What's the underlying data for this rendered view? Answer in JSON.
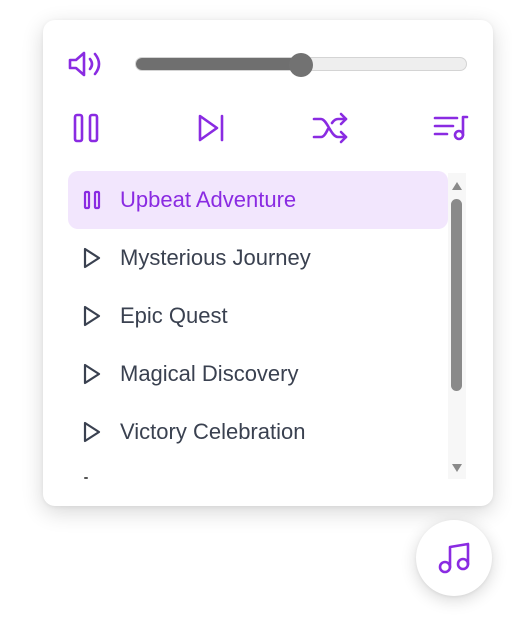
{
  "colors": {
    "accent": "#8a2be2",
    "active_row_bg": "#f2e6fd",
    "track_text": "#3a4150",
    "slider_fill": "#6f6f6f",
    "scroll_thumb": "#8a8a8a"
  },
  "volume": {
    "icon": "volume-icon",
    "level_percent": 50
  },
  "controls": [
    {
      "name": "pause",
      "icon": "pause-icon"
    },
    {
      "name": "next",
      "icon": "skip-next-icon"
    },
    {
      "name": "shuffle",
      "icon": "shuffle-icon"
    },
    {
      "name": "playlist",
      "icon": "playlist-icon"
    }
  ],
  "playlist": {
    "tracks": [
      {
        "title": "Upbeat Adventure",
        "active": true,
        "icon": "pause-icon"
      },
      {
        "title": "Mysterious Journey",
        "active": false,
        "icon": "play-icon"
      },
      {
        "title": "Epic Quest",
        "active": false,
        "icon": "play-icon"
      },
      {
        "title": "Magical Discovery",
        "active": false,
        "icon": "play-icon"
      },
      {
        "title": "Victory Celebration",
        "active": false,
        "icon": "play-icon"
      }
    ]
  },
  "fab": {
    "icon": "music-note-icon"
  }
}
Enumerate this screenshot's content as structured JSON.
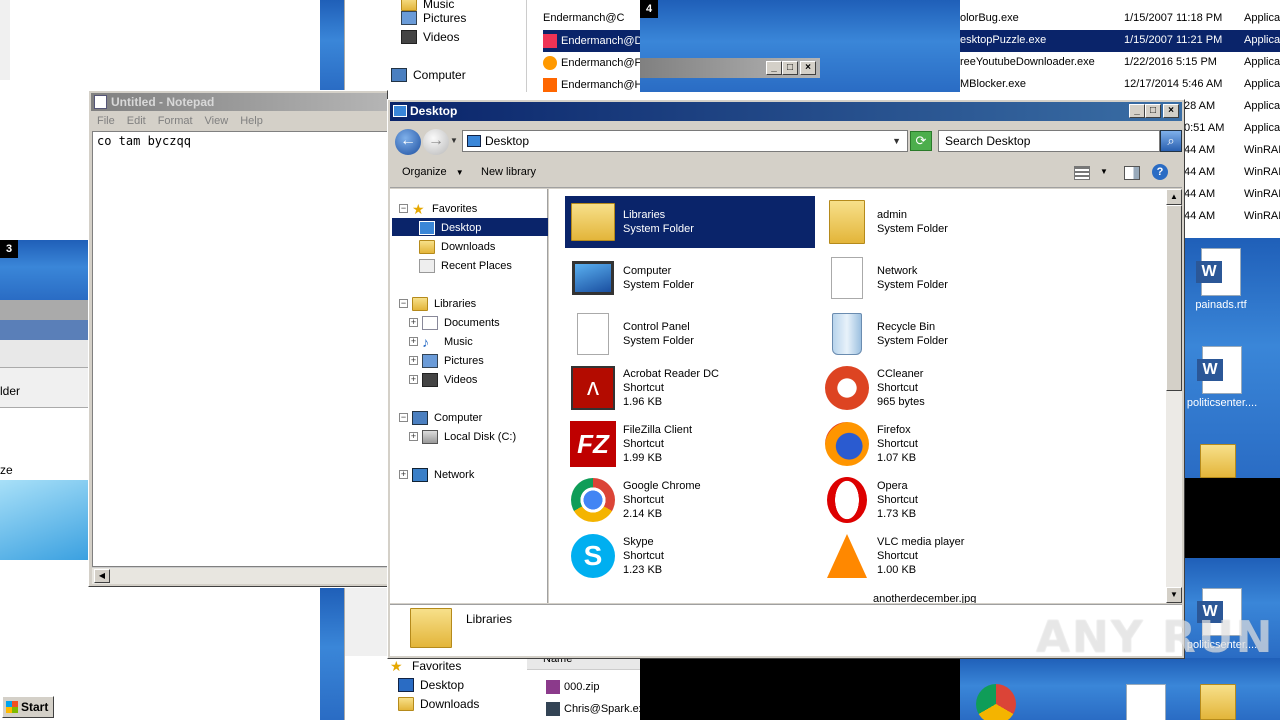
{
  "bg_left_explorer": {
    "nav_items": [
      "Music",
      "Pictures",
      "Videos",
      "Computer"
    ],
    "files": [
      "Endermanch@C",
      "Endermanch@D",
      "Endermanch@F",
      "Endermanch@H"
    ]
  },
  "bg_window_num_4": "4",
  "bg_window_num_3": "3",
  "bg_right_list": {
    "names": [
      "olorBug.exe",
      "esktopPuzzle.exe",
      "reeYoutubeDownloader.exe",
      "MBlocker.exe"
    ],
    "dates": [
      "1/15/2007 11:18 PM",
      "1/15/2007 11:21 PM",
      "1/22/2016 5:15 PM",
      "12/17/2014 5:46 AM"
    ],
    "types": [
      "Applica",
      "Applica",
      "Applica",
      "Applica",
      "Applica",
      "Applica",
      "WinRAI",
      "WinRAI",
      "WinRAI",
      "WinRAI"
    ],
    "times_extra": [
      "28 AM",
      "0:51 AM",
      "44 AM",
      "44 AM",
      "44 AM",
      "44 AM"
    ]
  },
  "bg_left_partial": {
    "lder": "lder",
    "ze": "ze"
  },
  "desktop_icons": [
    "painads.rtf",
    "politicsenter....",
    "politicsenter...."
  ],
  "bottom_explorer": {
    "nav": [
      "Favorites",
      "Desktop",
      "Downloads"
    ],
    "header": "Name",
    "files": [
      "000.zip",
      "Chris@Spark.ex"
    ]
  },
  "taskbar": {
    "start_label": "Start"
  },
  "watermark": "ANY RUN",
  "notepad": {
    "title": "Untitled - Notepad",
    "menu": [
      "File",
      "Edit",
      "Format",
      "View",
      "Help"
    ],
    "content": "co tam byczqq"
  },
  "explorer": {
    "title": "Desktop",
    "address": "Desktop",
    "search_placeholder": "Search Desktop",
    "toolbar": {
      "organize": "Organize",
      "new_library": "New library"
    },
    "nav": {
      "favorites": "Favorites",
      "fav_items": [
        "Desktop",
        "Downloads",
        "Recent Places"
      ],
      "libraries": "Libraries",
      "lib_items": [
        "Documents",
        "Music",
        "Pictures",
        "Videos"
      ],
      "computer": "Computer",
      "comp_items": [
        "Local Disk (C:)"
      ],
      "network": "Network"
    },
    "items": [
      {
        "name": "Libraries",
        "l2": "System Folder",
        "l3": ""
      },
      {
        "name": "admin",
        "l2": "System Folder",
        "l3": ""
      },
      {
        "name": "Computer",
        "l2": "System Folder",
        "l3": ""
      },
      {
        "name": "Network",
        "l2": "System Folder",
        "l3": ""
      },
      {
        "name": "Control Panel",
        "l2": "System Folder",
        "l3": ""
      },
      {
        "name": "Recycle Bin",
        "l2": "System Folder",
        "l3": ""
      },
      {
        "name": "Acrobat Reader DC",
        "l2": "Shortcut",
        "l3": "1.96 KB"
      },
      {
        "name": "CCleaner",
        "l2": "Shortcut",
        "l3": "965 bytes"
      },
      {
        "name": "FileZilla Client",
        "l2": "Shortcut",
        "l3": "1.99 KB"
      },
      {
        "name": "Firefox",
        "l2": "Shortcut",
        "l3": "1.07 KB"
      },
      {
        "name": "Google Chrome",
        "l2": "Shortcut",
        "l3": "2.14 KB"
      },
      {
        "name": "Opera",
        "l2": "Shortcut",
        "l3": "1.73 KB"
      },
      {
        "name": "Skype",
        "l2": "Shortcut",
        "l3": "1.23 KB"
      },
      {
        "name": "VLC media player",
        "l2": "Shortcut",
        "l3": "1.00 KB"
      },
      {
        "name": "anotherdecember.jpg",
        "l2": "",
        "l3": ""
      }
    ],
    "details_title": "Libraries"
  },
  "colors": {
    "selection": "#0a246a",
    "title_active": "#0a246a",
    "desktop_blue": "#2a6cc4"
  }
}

====================

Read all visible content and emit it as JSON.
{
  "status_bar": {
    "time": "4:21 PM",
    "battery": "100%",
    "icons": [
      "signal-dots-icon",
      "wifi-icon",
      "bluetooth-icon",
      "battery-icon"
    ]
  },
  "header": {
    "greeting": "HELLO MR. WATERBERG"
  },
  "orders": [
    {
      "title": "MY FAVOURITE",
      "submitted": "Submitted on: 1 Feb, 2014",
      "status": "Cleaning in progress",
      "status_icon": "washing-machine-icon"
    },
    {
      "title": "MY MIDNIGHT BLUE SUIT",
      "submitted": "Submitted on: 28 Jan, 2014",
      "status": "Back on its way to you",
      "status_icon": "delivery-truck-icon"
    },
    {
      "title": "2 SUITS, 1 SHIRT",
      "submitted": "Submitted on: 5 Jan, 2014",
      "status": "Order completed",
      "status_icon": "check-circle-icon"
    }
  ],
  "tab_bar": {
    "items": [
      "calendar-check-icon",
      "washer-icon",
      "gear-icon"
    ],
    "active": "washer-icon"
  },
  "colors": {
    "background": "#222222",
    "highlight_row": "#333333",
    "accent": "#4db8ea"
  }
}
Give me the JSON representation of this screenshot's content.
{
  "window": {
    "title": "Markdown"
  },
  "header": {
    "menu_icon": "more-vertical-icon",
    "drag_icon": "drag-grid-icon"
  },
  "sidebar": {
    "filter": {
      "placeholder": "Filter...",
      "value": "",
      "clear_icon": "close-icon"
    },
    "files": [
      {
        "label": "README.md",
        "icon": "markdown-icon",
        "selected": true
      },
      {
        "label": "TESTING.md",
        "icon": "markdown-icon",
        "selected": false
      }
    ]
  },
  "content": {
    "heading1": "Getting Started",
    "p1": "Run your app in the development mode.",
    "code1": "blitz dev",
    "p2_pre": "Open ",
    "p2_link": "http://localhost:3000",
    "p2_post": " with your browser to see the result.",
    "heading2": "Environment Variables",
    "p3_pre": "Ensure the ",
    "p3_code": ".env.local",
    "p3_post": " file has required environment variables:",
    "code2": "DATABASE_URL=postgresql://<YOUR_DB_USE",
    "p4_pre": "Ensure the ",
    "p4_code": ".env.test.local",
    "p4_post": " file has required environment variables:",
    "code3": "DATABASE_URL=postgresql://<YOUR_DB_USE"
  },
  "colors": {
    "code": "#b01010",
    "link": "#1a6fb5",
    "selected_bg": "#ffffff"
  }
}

====================

TASK STATEMENT> Each line above that holds the string "pause" should be copied and shown.

REPLY>
      "name": "pause",
      "icon": "pause-icon"
        "icon": "pause-icon"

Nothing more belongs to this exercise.